> _Aim of the exercise_:
Exact repetition is required: reproduce every line of the data.

****

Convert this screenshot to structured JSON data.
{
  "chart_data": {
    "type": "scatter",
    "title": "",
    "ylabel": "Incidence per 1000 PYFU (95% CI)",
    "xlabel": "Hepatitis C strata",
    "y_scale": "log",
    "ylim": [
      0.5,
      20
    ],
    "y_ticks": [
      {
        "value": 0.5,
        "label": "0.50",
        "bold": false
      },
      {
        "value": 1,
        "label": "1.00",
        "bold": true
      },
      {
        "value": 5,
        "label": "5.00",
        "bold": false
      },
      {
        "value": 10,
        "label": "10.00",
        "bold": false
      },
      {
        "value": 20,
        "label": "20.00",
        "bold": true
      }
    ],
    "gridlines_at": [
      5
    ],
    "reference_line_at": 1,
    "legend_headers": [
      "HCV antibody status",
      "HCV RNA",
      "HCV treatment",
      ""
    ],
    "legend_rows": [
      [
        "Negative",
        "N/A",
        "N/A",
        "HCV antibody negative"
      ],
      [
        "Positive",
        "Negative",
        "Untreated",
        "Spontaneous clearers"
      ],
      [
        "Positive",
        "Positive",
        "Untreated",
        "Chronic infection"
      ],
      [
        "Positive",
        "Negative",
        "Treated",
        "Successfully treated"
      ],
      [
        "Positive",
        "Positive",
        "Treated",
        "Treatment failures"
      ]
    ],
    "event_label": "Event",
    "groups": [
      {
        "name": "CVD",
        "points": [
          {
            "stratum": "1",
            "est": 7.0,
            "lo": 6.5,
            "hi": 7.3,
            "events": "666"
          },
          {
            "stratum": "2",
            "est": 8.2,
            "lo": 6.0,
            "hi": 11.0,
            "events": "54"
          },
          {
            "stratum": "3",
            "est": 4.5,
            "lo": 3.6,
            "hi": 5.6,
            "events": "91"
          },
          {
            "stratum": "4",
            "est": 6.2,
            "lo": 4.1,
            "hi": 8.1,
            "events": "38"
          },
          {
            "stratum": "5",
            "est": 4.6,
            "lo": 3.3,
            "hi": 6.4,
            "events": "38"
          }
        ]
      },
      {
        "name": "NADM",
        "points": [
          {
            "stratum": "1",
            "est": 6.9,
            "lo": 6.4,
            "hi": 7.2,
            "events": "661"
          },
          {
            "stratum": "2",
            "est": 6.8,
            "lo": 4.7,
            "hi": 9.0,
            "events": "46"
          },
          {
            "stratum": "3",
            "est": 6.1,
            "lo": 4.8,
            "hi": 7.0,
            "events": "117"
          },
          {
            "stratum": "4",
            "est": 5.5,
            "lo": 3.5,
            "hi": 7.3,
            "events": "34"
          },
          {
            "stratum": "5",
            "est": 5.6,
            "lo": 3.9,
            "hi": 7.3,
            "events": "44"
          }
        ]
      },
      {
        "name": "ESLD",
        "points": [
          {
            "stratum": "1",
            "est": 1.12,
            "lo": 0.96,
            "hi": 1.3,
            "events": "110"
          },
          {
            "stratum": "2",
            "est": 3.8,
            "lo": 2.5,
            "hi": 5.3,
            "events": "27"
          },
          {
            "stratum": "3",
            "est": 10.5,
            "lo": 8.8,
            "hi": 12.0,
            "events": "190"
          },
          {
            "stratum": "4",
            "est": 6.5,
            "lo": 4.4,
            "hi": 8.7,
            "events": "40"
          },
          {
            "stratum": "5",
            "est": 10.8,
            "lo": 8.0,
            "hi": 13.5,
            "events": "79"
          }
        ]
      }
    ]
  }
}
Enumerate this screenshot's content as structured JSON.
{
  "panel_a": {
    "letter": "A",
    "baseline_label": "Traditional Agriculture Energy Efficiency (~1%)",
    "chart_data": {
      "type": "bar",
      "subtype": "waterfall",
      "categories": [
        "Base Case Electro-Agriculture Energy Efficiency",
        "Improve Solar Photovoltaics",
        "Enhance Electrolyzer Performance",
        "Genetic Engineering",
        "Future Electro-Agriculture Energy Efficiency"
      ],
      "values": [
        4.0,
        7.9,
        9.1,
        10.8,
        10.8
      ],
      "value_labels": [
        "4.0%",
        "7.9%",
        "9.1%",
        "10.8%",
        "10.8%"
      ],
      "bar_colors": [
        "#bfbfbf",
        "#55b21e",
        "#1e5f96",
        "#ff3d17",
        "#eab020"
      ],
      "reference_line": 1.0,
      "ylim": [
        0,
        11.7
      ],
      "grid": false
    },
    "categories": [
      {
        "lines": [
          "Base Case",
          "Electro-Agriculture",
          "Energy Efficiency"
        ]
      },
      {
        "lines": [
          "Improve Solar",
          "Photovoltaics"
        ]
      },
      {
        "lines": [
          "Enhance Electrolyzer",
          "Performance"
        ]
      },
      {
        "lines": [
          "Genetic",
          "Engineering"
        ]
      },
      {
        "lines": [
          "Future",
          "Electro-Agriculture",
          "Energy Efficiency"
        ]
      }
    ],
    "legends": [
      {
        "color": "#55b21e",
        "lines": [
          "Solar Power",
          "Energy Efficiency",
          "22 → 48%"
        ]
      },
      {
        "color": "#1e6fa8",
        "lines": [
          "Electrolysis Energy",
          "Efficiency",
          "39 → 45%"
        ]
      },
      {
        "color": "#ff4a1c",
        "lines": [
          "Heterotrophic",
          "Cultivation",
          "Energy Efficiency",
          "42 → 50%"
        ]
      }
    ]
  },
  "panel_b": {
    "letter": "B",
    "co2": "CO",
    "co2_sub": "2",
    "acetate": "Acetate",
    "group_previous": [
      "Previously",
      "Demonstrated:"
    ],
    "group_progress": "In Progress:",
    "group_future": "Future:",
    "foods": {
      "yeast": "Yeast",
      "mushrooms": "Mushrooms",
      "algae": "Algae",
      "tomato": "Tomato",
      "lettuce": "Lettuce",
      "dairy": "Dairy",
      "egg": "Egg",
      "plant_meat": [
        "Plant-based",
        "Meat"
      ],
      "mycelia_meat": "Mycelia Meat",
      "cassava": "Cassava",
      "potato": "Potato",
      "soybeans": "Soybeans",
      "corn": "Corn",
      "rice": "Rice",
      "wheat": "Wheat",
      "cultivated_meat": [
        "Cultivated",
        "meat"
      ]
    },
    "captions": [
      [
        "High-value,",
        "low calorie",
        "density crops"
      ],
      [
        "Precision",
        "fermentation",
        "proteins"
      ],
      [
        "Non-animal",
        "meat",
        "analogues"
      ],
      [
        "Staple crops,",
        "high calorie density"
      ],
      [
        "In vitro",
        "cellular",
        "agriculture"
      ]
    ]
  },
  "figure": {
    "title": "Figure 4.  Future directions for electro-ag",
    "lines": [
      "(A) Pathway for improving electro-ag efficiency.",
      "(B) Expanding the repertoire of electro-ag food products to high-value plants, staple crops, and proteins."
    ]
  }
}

****

> _Exercise output_:
Convert this screenshot to structured JSON data.
{
  "chart_data": {
    "type": "scatter",
    "title": "",
    "ylabel": "Incidence per 1000 PYFU (95% CI)",
    "xlabel": "Hepatitis C strata",
    "y_scale": "log",
    "ylim": [
      0.5,
      20
    ],
    "y_ticks": [
      {
        "value": 0.5,
        "label": "0.50",
        "bold": false
      },
      {
        "value": 1,
        "label": "1.00",
        "bold": true
      },
      {
        "value": 5,
        "label": "5.00",
        "bold": false
      },
      {
        "value": 10,
        "label": "10.00",
        "bold": false
      },
      {
        "value": 20,
        "label": "20.00",
        "bold": true
      }
    ],
    "gridlines_at": [
      5
    ],
    "reference_line_at": 1,
    "legend_headers": [
      "HCV antibody status",
      "HCV RNA",
      "HCV treatment",
      ""
    ],
    "legend_rows": [
      [
        "Negative",
        "N/A",
        "N/A",
        "HCV antibody negative"
      ],
      [
        "Positive",
        "Negative",
        "Untreated",
        "Spontaneous clearers"
      ],
      [
        "Positive",
        "Positive",
        "Untreated",
        "Chronic infection"
      ],
      [
        "Positive",
        "Negative",
        "Treated",
        "Successfully treated"
      ],
      [
        "Positive",
        "Positive",
        "Treated",
        "Treatment failures"
      ]
    ],
    "event_label": "Event",
    "groups": [
      {
        "name": "CVD",
        "points": [
          {
            "stratum": "1",
            "est": 7.0,
            "lo": 6.5,
            "hi": 7.3,
            "events": "666"
          },
          {
            "stratum": "2",
            "est": 8.2,
            "lo": 6.0,
            "hi": 11.0,
            "events": "54"
          },
          {
            "stratum": "3",
            "est": 4.5,
            "lo": 3.6,
            "hi": 5.6,
            "events": "91"
          },
          {
            "stratum": "4",
            "est": 6.2,
            "lo": 4.1,
            "hi": 8.1,
            "events": "38"
          },
          {
            "stratum": "5",
            "est": 4.6,
            "lo": 3.3,
            "hi": 6.4,
            "events": "38"
          }
        ]
      },
      {
        "name": "NADM",
        "points": [
          {
            "stratum": "1",
            "est": 6.9,
            "lo": 6.4,
            "hi": 7.2,
            "events": "661"
          },
          {
            "stratum": "2",
            "est": 6.8,
            "lo": 4.7,
            "hi": 9.0,
            "events": "46"
          },
          {
            "stratum": "3",
            "est": 6.1,
            "lo": 4.8,
            "hi": 7.0,
            "events": "117"
          },
          {
            "stratum": "4",
            "est": 5.5,
            "lo": 3.5,
            "hi": 7.3,
            "events": "34"
          },
          {
            "stratum": "5",
            "est": 5.6,
            "lo": 3.9,
            "hi": 7.3,
            "events": "44"
          }
        ]
      },
      {
        "name": "ESLD",
        "points": [
          {
            "stratum": "1",
            "est": 1.12,
            "lo": 0.96,
            "hi": 1.3,
            "events": "110"
          },
          {
            "stratum": "2",
            "est": 3.8,
            "lo": 2.5,
            "hi": 5.3,
            "events": "27"
          },
          {
            "stratum": "3",
            "est": 10.5,
            "lo": 8.8,
            "hi": 12.0,
            "events": "190"
          },
          {
            "stratum": "4",
            "est": 6.5,
            "lo": 4.4,
            "hi": 8.7,
            "events": "40"
          },
          {
            "stratum": "5",
            "est": 10.8,
            "lo": 8.0,
            "hi": 13.5,
            "events": "79"
          }
        ]
      }
    ]
  }
}
Enumerate this screenshot's content as structured JSON.
{
  "panel_a": {
    "letter": "A",
    "baseline_label": "Traditional Agriculture Energy Efficiency (~1%)",
    "chart_data": {
      "type": "bar",
      "subtype": "waterfall",
      "categories": [
        "Base Case Electro-Agriculture Energy Efficiency",
        "Improve Solar Photovoltaics",
        "Enhance Electrolyzer Performance",
        "Genetic Engineering",
        "Future Electro-Agriculture Energy Efficiency"
      ],
      "values": [
        4.0,
        7.9,
        9.1,
        10.8,
        10.8
      ],
      "value_labels": [
        "4.0%",
        "7.9%",
        "9.1%",
        "10.8%",
        "10.8%"
      ],
      "bar_colors": [
        "#bfbfbf",
        "#55b21e",
        "#1e5f96",
        "#ff3d17",
        "#eab020"
      ],
      "reference_line": 1.0,
      "ylim": [
        0,
        11.7
      ],
      "grid": false
    },
    "categories": [
      {
        "lines": [
          "Base Case",
          "Electro-Agriculture",
          "Energy Efficiency"
        ]
      },
      {
        "lines": [
          "Improve Solar",
          "Photovoltaics"
        ]
      },
      {
        "lines": [
          "Enhance Electrolyzer",
          "Performance"
        ]
      },
      {
        "lines": [
          "Genetic",
          "Engineering"
        ]
      },
      {
        "lines": [
          "Future",
          "Electro-Agriculture",
          "Energy Efficiency"
        ]
      }
    ],
    "legends": [
      {
        "color": "#55b21e",
        "lines": [
          "Solar Power",
          "Energy Efficiency",
          "22 → 48%"
        ]
      },
      {
        "color": "#1e6fa8",
        "lines": [
          "Electrolysis Energy",
          "Efficiency",
          "39 → 45%"
        ]
      },
      {
        "color": "#ff4a1c",
        "lines": [
          "Heterotrophic",
          "Cultivation",
          "Energy Efficiency",
          "42 → 50%"
        ]
      }
    ]
  },
  "panel_b": {
    "letter": "B",
    "co2": "CO",
    "co2_sub": "2",
    "acetate": "Acetate",
    "group_previous": [
      "Previously",
      "Demonstrated:"
    ],
    "group_progress": "In Progress:",
    "group_future": "Future:",
    "foods": {
      "yeast": "Yeast",
      "mushrooms": "Mushrooms",
      "algae": "Algae",
      "tomato": "Tomato",
      "lettuce": "Lettuce",
      "dairy": "Dairy",
      "egg": "Egg",
      "plant_meat": [
        "Plant-based",
        "Meat"
      ],
      "mycelia_meat": "Mycelia Meat",
      "cassava": "Cassava",
      "potato": "Potato",
      "soybeans": "Soybeans",
      "corn": "Corn",
      "rice": "Rice",
      "wheat": "Wheat",
      "cultivated_meat": [
        "Cultivated",
        "meat"
      ]
    },
    "captions": [
      [
        "High-value,",
        "low calorie",
        "density crops"
      ],
      [
        "Precision",
        "fermentation",
        "proteins"
      ],
      [
        "Non-animal",
        "meat",
        "analogues"
      ],
      [
        "Staple crops,",
        "high calorie density"
      ],
      [
        "In vitro",
        "cellular",
        "agriculture"
      ]
    ]
  },
  "figure": {
    "title": "Figure 4.  Future directions for electro-ag",
    "lines": [
      "(A) Pathway for improving electro-ag efficiency.",
      "(B) Expanding the repertoire of electro-ag food products to high-value plants, staple crops, and proteins."
    ]
  }
}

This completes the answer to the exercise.